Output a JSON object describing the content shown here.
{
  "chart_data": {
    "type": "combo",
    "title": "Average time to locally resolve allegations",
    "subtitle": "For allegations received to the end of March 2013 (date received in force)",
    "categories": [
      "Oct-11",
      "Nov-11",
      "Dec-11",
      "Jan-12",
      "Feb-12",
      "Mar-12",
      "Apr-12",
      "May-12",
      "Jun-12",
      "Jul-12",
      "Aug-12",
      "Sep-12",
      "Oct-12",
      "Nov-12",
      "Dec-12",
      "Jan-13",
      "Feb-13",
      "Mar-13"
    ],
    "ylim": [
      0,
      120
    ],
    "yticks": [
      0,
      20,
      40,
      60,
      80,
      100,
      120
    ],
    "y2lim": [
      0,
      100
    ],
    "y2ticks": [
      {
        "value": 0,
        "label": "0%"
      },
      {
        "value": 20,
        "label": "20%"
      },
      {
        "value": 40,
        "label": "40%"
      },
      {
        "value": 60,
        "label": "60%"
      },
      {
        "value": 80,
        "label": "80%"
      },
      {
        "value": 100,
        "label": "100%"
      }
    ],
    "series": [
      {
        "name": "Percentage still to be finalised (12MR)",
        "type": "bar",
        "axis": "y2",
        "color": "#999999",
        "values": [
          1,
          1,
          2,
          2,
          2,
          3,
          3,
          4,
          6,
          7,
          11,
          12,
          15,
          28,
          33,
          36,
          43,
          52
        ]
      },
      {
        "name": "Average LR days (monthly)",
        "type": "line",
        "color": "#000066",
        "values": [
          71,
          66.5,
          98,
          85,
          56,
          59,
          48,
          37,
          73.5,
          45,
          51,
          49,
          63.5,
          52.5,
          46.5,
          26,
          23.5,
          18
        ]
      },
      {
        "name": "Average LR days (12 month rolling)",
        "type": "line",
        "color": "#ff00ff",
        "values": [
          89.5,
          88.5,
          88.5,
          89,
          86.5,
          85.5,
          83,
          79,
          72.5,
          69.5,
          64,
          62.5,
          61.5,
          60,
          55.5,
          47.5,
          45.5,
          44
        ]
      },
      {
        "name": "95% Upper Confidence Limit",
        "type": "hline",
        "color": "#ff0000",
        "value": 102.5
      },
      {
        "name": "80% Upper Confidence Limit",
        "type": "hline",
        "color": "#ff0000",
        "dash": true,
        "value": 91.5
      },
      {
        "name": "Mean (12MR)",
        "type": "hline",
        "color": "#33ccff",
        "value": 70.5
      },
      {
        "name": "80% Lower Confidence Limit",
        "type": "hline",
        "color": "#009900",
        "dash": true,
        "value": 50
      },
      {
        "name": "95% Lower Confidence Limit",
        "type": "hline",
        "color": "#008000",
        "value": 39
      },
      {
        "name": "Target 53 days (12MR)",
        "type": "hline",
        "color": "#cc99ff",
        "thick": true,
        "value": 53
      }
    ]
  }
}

*Directions for this task*
Look over the material above and show each line where "days" appears.

*Result*
        "name": "Average LR days (monthly)",
        "name": "Average LR days (12 month rolling)",
        "name": "Target 53 days (12MR)",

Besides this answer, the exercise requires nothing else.